Records from a data collection
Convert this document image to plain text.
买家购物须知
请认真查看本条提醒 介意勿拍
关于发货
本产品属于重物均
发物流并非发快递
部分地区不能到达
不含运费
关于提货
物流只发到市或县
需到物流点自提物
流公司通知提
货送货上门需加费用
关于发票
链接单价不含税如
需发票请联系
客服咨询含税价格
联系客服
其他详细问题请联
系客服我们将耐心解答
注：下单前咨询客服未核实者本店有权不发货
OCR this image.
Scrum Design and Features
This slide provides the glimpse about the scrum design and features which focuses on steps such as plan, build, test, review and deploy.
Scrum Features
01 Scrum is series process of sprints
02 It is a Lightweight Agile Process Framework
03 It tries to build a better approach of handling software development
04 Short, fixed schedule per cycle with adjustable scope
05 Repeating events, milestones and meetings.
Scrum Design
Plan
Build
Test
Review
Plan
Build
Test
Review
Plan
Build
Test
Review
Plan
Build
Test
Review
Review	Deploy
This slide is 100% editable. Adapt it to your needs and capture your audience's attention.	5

> _Exercise_
Output all of the data above without any alteration.

> _Exercise result_
Convert this document image to plain text.
买家购物须知
请认真查看本条提醒 介意勿拍
关于发货
本产品属于重物均
发物流并非发快递
部分地区不能到达
不含运费
关于提货
物流只发到市或县
需到物流点自提物
流公司通知提
货送货上门需加费用
关于发票
链接单价不含税如
需发票请联系
客服咨询含税价格
联系客服
其他详细问题请联
系客服我们将耐心解答
注：下单前咨询客服未核实者本店有权不发货
OCR this image.
Scrum Design and Features
This slide provides the glimpse about the scrum design and features which focuses on steps such as plan, build, test, review and deploy.
Scrum Features
01 Scrum is series process of sprints
02 It is a Lightweight Agile Process Framework
03 It tries to build a better approach of handling software development
04 Short, fixed schedule per cycle with adjustable scope
05 Repeating events, milestones and meetings.
Scrum Design
Plan
Build
Test
Review
Plan
Build
Test
Review
Plan
Build
Test
Review
Plan
Build
Test
Review
Review	Deploy
This slide is 100% editable. Adapt it to your needs and capture your audience's attention.	5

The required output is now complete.